# Exercise directions:
Copy, from the entries below, each line in which the string "thrillery" appears.

--- START OF Data to use ---

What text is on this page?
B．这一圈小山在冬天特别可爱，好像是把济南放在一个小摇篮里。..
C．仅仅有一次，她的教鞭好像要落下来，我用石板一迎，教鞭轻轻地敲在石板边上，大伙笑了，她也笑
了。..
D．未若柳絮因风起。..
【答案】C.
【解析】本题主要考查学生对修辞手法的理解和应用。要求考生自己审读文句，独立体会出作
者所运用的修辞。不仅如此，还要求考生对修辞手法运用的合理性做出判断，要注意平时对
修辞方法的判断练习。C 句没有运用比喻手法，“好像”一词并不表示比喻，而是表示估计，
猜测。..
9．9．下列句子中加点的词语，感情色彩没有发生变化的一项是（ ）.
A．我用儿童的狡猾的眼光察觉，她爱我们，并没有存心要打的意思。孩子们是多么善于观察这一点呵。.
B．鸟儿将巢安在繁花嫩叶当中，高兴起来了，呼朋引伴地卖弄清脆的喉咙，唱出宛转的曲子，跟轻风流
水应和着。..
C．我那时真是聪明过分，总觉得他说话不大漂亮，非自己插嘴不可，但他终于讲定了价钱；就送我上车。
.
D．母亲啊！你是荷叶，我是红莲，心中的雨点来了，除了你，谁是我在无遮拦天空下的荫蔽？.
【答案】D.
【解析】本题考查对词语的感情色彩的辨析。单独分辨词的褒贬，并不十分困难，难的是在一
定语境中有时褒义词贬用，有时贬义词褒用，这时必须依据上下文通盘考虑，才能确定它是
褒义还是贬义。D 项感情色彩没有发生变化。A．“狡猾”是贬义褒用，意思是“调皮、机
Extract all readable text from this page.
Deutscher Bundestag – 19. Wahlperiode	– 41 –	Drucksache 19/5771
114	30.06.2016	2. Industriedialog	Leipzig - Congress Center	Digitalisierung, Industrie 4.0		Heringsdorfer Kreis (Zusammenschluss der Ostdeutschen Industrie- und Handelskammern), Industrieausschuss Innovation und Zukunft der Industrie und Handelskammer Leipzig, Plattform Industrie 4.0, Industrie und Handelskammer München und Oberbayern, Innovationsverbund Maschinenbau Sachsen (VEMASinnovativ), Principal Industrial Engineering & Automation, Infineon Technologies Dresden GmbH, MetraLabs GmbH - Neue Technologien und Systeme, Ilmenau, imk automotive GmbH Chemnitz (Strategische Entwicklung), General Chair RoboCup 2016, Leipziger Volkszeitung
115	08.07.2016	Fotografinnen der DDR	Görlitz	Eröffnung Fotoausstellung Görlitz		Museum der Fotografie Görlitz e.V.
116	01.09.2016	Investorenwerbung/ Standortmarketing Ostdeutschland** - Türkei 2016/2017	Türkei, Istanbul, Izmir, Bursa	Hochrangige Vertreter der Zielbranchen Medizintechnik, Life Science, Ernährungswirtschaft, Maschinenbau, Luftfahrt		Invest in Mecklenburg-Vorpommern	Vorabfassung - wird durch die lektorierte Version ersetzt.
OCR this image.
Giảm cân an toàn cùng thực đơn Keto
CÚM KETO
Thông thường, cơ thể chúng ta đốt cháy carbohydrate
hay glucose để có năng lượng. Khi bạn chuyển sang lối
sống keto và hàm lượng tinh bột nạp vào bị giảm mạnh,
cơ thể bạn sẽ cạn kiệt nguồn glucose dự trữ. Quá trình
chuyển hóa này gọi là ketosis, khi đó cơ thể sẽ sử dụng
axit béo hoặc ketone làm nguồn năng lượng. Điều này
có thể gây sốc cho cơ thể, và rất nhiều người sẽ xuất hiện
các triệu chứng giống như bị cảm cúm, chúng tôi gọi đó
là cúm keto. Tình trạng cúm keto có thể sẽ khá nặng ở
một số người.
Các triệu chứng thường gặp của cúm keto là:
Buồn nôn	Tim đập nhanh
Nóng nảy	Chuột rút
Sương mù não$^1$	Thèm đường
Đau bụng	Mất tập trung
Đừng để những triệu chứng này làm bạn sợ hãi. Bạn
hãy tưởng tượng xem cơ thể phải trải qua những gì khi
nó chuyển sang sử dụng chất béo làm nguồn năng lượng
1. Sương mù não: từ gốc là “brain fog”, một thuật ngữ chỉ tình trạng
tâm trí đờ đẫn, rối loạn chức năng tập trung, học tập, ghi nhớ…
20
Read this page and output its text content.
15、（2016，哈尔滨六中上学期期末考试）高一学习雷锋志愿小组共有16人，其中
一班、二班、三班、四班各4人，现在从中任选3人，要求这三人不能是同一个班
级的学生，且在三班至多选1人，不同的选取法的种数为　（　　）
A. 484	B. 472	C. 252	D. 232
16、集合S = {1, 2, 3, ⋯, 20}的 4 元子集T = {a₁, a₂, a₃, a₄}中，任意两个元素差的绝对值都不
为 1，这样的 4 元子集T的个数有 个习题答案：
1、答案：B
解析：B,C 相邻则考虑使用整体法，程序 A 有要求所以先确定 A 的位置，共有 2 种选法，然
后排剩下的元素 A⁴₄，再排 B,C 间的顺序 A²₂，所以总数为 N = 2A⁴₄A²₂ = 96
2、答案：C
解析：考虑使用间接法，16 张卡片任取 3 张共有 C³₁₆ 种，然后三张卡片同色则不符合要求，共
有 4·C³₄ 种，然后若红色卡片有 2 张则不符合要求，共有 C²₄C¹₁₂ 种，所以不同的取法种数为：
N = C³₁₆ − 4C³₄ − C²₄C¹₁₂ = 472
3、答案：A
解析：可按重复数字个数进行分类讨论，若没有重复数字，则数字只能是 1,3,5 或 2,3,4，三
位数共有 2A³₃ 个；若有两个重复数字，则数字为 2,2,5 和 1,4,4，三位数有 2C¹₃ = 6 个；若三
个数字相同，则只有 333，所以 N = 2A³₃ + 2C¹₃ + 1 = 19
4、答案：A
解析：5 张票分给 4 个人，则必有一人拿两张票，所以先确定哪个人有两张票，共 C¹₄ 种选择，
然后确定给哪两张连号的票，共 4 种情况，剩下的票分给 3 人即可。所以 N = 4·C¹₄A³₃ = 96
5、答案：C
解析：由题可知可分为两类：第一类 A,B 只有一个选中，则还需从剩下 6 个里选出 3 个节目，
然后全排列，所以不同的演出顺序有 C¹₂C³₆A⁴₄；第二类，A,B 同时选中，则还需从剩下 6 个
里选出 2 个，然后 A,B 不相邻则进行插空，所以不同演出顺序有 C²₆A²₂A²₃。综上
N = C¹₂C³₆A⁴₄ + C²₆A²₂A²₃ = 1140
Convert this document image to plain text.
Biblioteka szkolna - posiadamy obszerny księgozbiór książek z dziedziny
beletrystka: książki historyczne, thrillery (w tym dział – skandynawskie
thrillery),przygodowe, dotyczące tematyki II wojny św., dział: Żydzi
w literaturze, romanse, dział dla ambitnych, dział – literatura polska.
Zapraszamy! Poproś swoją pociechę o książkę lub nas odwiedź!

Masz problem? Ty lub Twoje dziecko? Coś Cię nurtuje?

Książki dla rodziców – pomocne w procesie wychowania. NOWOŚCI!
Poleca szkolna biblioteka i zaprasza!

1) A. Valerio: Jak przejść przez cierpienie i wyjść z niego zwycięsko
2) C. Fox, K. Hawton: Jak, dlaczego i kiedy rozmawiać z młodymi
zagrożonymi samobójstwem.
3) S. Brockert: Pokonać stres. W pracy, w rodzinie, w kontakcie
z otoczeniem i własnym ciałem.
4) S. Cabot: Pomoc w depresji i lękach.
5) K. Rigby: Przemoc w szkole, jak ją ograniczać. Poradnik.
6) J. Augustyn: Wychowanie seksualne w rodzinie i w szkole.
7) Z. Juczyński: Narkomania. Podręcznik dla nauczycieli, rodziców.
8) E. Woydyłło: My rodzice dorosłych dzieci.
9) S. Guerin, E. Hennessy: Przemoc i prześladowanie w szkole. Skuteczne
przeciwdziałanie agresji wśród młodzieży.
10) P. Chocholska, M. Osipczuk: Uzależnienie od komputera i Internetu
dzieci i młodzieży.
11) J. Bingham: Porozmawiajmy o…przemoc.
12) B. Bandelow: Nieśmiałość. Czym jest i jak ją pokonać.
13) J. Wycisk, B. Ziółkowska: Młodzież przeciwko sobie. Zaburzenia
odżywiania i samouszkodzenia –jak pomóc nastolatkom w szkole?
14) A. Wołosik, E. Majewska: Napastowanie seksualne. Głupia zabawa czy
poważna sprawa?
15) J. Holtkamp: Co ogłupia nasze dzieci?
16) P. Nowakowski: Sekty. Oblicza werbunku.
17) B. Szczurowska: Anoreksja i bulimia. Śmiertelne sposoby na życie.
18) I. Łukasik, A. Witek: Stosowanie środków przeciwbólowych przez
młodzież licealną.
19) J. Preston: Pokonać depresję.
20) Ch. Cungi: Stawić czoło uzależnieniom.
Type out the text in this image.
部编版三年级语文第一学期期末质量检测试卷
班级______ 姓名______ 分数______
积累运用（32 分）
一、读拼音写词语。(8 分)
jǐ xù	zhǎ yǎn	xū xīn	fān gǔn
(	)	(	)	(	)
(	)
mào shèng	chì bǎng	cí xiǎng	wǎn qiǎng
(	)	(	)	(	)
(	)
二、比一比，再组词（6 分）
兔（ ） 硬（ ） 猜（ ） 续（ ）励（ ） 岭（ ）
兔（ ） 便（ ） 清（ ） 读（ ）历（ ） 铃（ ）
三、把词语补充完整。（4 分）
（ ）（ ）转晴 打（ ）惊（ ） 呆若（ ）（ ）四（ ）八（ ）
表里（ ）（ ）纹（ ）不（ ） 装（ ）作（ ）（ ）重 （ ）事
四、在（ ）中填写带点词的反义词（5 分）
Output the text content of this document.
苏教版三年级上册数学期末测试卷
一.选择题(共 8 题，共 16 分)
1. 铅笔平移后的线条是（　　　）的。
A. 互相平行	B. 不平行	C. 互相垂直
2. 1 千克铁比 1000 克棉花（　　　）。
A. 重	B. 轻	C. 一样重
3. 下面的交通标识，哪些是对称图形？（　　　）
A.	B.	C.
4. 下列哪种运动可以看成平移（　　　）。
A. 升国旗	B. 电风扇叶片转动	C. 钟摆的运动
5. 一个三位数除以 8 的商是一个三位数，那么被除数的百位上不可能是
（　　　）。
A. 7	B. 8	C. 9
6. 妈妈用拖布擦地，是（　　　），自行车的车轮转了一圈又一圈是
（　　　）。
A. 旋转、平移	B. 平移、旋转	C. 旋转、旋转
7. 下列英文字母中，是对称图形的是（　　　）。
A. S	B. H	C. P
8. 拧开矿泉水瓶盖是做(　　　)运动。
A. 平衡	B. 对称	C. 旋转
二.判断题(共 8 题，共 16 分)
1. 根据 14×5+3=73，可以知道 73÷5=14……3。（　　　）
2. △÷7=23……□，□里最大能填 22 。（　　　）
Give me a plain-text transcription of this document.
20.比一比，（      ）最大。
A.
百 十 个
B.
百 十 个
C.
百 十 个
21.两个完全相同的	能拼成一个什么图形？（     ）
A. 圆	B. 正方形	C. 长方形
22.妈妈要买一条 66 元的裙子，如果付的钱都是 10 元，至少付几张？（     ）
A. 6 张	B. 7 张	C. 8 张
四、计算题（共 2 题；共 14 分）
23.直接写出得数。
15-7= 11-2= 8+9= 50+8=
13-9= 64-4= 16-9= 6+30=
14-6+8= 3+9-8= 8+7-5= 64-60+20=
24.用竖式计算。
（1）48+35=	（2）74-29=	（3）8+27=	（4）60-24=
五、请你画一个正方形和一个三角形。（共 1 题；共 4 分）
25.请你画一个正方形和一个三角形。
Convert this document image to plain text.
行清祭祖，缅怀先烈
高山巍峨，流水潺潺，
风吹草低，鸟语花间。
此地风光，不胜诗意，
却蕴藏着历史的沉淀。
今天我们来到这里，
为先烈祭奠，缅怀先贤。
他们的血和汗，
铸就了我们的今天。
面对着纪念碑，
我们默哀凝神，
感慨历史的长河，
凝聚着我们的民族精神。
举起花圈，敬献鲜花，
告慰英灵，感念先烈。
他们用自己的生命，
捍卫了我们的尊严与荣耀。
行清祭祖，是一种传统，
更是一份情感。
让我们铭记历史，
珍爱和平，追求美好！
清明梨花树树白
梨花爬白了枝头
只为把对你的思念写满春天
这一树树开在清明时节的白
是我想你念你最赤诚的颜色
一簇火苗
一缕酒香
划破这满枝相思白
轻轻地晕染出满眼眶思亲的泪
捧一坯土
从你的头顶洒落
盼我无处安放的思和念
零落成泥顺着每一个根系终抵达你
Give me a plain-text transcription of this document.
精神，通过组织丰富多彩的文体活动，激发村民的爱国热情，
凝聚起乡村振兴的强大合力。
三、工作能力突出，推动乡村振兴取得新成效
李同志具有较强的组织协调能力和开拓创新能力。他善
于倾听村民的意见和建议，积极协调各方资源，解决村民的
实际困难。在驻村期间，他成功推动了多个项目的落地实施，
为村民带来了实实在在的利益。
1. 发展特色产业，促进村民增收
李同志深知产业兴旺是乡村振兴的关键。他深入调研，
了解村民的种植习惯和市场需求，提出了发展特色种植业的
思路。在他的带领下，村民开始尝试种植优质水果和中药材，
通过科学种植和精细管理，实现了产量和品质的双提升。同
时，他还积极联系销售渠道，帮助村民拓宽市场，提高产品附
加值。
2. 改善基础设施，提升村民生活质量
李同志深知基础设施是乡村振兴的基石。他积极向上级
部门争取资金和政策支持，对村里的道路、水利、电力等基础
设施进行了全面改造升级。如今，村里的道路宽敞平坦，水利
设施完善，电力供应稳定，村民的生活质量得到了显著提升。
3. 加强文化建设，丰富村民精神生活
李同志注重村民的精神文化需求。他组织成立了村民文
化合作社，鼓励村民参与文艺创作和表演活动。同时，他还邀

--- END OF Data to use ---

# Problem solution:
beletrystka: książki historyczne, thrillery (w tym dział – skandynawskie
thrillery),przygodowe, dotyczące tematyki II wojny św., dział: Żydzi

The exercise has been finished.